╭─ RECORDS FOR THIS TASK
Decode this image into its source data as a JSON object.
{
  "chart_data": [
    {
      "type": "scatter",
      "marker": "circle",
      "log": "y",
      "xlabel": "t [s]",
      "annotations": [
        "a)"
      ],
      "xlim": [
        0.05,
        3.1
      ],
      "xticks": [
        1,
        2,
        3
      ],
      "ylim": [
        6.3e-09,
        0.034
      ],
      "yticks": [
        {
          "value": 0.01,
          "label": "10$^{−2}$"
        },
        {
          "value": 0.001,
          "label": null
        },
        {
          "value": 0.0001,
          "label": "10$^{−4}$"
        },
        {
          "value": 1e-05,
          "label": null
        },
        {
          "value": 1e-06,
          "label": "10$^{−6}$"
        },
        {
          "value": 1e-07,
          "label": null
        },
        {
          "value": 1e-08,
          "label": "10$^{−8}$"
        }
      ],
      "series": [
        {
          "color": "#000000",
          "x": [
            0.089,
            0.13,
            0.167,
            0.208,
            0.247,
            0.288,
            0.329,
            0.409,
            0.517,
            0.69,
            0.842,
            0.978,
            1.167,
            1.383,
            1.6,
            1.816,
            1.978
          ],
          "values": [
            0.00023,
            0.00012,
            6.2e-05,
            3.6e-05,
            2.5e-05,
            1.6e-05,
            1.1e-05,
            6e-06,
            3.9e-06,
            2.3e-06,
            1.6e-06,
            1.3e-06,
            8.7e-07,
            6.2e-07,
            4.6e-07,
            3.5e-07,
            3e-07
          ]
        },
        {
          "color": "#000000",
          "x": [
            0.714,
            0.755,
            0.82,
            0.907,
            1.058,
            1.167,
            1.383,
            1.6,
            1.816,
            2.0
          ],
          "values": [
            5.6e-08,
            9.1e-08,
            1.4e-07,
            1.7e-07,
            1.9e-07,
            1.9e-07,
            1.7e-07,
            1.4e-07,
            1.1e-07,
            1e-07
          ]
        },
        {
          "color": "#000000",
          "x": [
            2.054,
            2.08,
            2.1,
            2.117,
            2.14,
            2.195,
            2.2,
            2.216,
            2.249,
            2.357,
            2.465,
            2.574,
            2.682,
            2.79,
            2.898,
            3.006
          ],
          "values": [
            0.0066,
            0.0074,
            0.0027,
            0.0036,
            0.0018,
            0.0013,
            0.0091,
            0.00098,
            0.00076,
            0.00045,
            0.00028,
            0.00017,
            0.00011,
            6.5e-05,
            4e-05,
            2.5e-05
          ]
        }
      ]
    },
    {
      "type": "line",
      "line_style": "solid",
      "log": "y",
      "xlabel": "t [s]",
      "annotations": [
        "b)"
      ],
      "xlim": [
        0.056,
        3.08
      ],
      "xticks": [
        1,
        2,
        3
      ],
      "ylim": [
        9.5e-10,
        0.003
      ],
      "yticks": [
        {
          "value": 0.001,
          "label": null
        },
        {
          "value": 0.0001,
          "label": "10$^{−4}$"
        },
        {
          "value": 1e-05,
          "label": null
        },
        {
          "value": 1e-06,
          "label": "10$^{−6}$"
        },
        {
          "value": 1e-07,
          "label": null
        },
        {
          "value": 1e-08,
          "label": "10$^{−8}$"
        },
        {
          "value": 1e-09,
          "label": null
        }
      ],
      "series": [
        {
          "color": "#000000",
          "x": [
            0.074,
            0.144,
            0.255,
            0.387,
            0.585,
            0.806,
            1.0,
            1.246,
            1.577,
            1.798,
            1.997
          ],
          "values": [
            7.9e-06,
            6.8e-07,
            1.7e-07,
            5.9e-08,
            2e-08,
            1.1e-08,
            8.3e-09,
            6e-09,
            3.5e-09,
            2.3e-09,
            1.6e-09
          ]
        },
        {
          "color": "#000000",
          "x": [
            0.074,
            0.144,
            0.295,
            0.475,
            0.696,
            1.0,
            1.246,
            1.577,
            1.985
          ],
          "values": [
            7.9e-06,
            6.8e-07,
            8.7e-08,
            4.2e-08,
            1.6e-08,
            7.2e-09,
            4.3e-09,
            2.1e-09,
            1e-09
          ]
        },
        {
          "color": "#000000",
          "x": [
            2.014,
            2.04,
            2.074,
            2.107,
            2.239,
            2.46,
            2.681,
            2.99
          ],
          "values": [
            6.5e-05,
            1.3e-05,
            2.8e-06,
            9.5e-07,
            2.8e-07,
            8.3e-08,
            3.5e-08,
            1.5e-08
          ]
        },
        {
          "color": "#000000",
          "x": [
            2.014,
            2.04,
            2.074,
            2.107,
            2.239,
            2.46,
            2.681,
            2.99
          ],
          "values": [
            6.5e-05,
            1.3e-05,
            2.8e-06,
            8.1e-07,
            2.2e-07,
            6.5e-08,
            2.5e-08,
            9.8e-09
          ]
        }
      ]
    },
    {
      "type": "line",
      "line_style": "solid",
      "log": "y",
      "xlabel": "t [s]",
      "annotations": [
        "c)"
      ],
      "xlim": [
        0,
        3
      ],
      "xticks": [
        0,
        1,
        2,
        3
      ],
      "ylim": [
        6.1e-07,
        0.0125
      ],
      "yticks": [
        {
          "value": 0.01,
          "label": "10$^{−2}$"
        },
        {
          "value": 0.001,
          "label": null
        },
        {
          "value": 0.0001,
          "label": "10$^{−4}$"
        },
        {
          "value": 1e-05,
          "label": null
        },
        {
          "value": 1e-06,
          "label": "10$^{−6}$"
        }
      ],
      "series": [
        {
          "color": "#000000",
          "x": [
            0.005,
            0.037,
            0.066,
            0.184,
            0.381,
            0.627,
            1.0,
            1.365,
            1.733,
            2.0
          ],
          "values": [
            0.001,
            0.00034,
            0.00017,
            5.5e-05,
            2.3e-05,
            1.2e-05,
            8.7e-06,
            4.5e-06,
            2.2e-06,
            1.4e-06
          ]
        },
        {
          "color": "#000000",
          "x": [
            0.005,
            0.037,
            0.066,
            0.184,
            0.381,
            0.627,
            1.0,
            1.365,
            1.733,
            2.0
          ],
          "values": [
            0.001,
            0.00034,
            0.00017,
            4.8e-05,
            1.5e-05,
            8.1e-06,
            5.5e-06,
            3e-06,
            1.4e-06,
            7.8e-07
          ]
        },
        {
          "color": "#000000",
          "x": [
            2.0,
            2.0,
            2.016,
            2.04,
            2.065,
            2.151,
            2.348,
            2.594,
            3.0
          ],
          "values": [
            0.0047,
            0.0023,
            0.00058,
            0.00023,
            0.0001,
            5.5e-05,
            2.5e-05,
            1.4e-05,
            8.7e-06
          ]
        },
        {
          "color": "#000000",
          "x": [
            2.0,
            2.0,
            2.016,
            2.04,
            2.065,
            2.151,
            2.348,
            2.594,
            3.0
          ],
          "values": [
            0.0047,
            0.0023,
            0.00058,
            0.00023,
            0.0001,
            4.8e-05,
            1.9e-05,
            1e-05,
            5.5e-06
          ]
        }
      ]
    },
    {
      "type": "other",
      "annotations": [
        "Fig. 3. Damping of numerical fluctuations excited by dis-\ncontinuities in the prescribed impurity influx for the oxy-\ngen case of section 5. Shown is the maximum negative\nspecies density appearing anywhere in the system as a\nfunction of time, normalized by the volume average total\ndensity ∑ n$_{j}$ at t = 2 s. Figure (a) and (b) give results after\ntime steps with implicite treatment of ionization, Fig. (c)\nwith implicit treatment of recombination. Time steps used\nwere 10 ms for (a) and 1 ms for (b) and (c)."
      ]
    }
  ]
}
╰─
## EXERCISE
All of the data needs to be printed once more, exactly.

## RESULT FOR THIS TASK
Decode this image into its source data as a JSON object.
{
  "chart_data": [
    {
      "type": "scatter",
      "marker": "circle",
      "log": "y",
      "xlabel": "t [s]",
      "annotations": [
        "a)"
      ],
      "xlim": [
        0.05,
        3.1
      ],
      "xticks": [
        1,
        2,
        3
      ],
      "ylim": [
        6.3e-09,
        0.034
      ],
      "yticks": [
        {
          "value": 0.01,
          "label": "10$^{−2}$"
        },
        {
          "value": 0.001,
          "label": null
        },
        {
          "value": 0.0001,
          "label": "10$^{−4}$"
        },
        {
          "value": 1e-05,
          "label": null
        },
        {
          "value": 1e-06,
          "label": "10$^{−6}$"
        },
        {
          "value": 1e-07,
          "label": null
        },
        {
          "value": 1e-08,
          "label": "10$^{−8}$"
        }
      ],
      "series": [
        {
          "color": "#000000",
          "x": [
            0.089,
            0.13,
            0.167,
            0.208,
            0.247,
            0.288,
            0.329,
            0.409,
            0.517,
            0.69,
            0.842,
            0.978,
            1.167,
            1.383,
            1.6,
            1.816,
            1.978
          ],
          "values": [
            0.00023,
            0.00012,
            6.2e-05,
            3.6e-05,
            2.5e-05,
            1.6e-05,
            1.1e-05,
            6e-06,
            3.9e-06,
            2.3e-06,
            1.6e-06,
            1.3e-06,
            8.7e-07,
            6.2e-07,
            4.6e-07,
            3.5e-07,
            3e-07
          ]
        },
        {
          "color": "#000000",
          "x": [
            0.714,
            0.755,
            0.82,
            0.907,
            1.058,
            1.167,
            1.383,
            1.6,
            1.816,
            2.0
          ],
          "values": [
            5.6e-08,
            9.1e-08,
            1.4e-07,
            1.7e-07,
            1.9e-07,
            1.9e-07,
            1.7e-07,
            1.4e-07,
            1.1e-07,
            1e-07
          ]
        },
        {
          "color": "#000000",
          "x": [
            2.054,
            2.08,
            2.1,
            2.117,
            2.14,
            2.195,
            2.2,
            2.216,
            2.249,
            2.357,
            2.465,
            2.574,
            2.682,
            2.79,
            2.898,
            3.006
          ],
          "values": [
            0.0066,
            0.0074,
            0.0027,
            0.0036,
            0.0018,
            0.0013,
            0.0091,
            0.00098,
            0.00076,
            0.00045,
            0.00028,
            0.00017,
            0.00011,
            6.5e-05,
            4e-05,
            2.5e-05
          ]
        }
      ]
    },
    {
      "type": "line",
      "line_style": "solid",
      "log": "y",
      "xlabel": "t [s]",
      "annotations": [
        "b)"
      ],
      "xlim": [
        0.056,
        3.08
      ],
      "xticks": [
        1,
        2,
        3
      ],
      "ylim": [
        9.5e-10,
        0.003
      ],
      "yticks": [
        {
          "value": 0.001,
          "label": null
        },
        {
          "value": 0.0001,
          "label": "10$^{−4}$"
        },
        {
          "value": 1e-05,
          "label": null
        },
        {
          "value": 1e-06,
          "label": "10$^{−6}$"
        },
        {
          "value": 1e-07,
          "label": null
        },
        {
          "value": 1e-08,
          "label": "10$^{−8}$"
        },
        {
          "value": 1e-09,
          "label": null
        }
      ],
      "series": [
        {
          "color": "#000000",
          "x": [
            0.074,
            0.144,
            0.255,
            0.387,
            0.585,
            0.806,
            1.0,
            1.246,
            1.577,
            1.798,
            1.997
          ],
          "values": [
            7.9e-06,
            6.8e-07,
            1.7e-07,
            5.9e-08,
            2e-08,
            1.1e-08,
            8.3e-09,
            6e-09,
            3.5e-09,
            2.3e-09,
            1.6e-09
          ]
        },
        {
          "color": "#000000",
          "x": [
            0.074,
            0.144,
            0.295,
            0.475,
            0.696,
            1.0,
            1.246,
            1.577,
            1.985
          ],
          "values": [
            7.9e-06,
            6.8e-07,
            8.7e-08,
            4.2e-08,
            1.6e-08,
            7.2e-09,
            4.3e-09,
            2.1e-09,
            1e-09
          ]
        },
        {
          "color": "#000000",
          "x": [
            2.014,
            2.04,
            2.074,
            2.107,
            2.239,
            2.46,
            2.681,
            2.99
          ],
          "values": [
            6.5e-05,
            1.3e-05,
            2.8e-06,
            9.5e-07,
            2.8e-07,
            8.3e-08,
            3.5e-08,
            1.5e-08
          ]
        },
        {
          "color": "#000000",
          "x": [
            2.014,
            2.04,
            2.074,
            2.107,
            2.239,
            2.46,
            2.681,
            2.99
          ],
          "values": [
            6.5e-05,
            1.3e-05,
            2.8e-06,
            8.1e-07,
            2.2e-07,
            6.5e-08,
            2.5e-08,
            9.8e-09
          ]
        }
      ]
    },
    {
      "type": "line",
      "line_style": "solid",
      "log": "y",
      "xlabel": "t [s]",
      "annotations": [
        "c)"
      ],
      "xlim": [
        0,
        3
      ],
      "xticks": [
        0,
        1,
        2,
        3
      ],
      "ylim": [
        6.1e-07,
        0.0125
      ],
      "yticks": [
        {
          "value": 0.01,
          "label": "10$^{−2}$"
        },
        {
          "value": 0.001,
          "label": null
        },
        {
          "value": 0.0001,
          "label": "10$^{−4}$"
        },
        {
          "value": 1e-05,
          "label": null
        },
        {
          "value": 1e-06,
          "label": "10$^{−6}$"
        }
      ],
      "series": [
        {
          "color": "#000000",
          "x": [
            0.005,
            0.037,
            0.066,
            0.184,
            0.381,
            0.627,
            1.0,
            1.365,
            1.733,
            2.0
          ],
          "values": [
            0.001,
            0.00034,
            0.00017,
            5.5e-05,
            2.3e-05,
            1.2e-05,
            8.7e-06,
            4.5e-06,
            2.2e-06,
            1.4e-06
          ]
        },
        {
          "color": "#000000",
          "x": [
            0.005,
            0.037,
            0.066,
            0.184,
            0.381,
            0.627,
            1.0,
            1.365,
            1.733,
            2.0
          ],
          "values": [
            0.001,
            0.00034,
            0.00017,
            4.8e-05,
            1.5e-05,
            8.1e-06,
            5.5e-06,
            3e-06,
            1.4e-06,
            7.8e-07
          ]
        },
        {
          "color": "#000000",
          "x": [
            2.0,
            2.0,
            2.016,
            2.04,
            2.065,
            2.151,
            2.348,
            2.594,
            3.0
          ],
          "values": [
            0.0047,
            0.0023,
            0.00058,
            0.00023,
            0.0001,
            5.5e-05,
            2.5e-05,
            1.4e-05,
            8.7e-06
          ]
        },
        {
          "color": "#000000",
          "x": [
            2.0,
            2.0,
            2.016,
            2.04,
            2.065,
            2.151,
            2.348,
            2.594,
            3.0
          ],
          "values": [
            0.0047,
            0.0023,
            0.00058,
            0.00023,
            0.0001,
            4.8e-05,
            1.9e-05,
            1e-05,
            5.5e-06
          ]
        }
      ]
    },
    {
      "type": "other",
      "annotations": [
        "Fig. 3. Damping of numerical fluctuations excited by dis-\ncontinuities in the prescribed impurity influx for the oxy-\ngen case of section 5. Shown is the maximum negative\nspecies density appearing anywhere in the system as a\nfunction of time, normalized by the volume average total\ndensity ∑ n$_{j}$ at t = 2 s. Figure (a) and (b) give results after\ntime steps with implicite treatment of ionization, Fig. (c)\nwith implicit treatment of recombination. Time steps used\nwere 10 ms for (a) and 1 ms for (b) and (c)."
      ]
    }
  ]
}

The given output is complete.